*EXERCISE*
Exclude the pictures, then repeat the remaining data exactly.

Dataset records
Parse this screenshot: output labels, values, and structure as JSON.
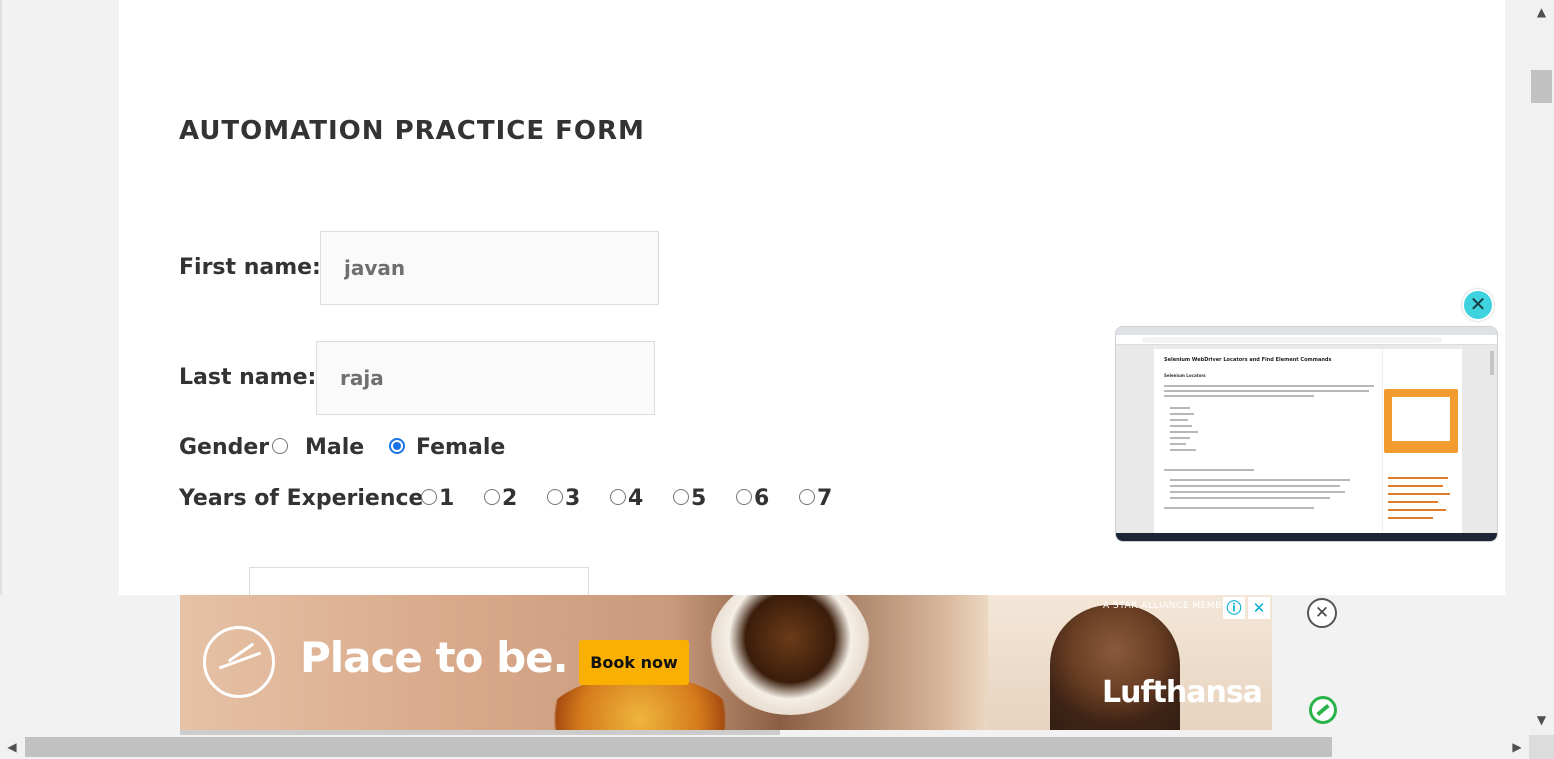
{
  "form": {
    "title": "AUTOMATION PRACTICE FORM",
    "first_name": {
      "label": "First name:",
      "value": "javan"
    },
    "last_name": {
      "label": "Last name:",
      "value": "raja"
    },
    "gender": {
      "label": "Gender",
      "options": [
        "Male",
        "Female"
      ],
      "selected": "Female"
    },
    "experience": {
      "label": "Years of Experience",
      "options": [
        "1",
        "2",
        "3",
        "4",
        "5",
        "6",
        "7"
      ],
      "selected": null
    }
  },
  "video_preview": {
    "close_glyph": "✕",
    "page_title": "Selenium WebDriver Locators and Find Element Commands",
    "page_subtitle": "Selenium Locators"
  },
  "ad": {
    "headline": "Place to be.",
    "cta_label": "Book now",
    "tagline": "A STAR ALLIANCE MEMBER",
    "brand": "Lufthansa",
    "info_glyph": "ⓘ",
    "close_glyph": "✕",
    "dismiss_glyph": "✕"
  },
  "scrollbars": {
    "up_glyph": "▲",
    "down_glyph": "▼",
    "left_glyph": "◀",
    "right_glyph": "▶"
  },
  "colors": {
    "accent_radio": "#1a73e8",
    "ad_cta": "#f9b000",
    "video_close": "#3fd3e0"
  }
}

*ANSWER TO THIS TASK*
Parse this screenshot: output labels, values, and structure as JSON.
{
  "form": {
    "title": "AUTOMATION PRACTICE FORM",
    "first_name": {
      "label": "First name:",
      "value": "javan"
    },
    "last_name": {
      "label": "Last name:",
      "value": "raja"
    },
    "gender": {
      "label": "Gender",
      "options": [
        "Male",
        "Female"
      ],
      "selected": "Female"
    },
    "experience": {
      "label": "Years of Experience",
      "options": [
        "1",
        "2",
        "3",
        "4",
        "5",
        "6",
        "7"
      ],
      "selected": null
    }
  },
  "video_preview": {
    "close_glyph": "✕",
    "page_title": "Selenium WebDriver Locators and Find Element Commands",
    "page_subtitle": "Selenium Locators"
  },
  "ad": {
    "headline": "Place to be.",
    "cta_label": "Book now",
    "tagline": "A STAR ALLIANCE MEMBER",
    "brand": "Lufthansa",
    "info_glyph": "ⓘ",
    "close_glyph": "✕",
    "dismiss_glyph": "✕"
  },
  "scrollbars": {
    "up_glyph": "▲",
    "down_glyph": "▼",
    "left_glyph": "◀",
    "right_glyph": "▶"
  },
  "colors": {
    "accent_radio": "#1a73e8",
    "ad_cta": "#f9b000",
    "video_close": "#3fd3e0"
  }
}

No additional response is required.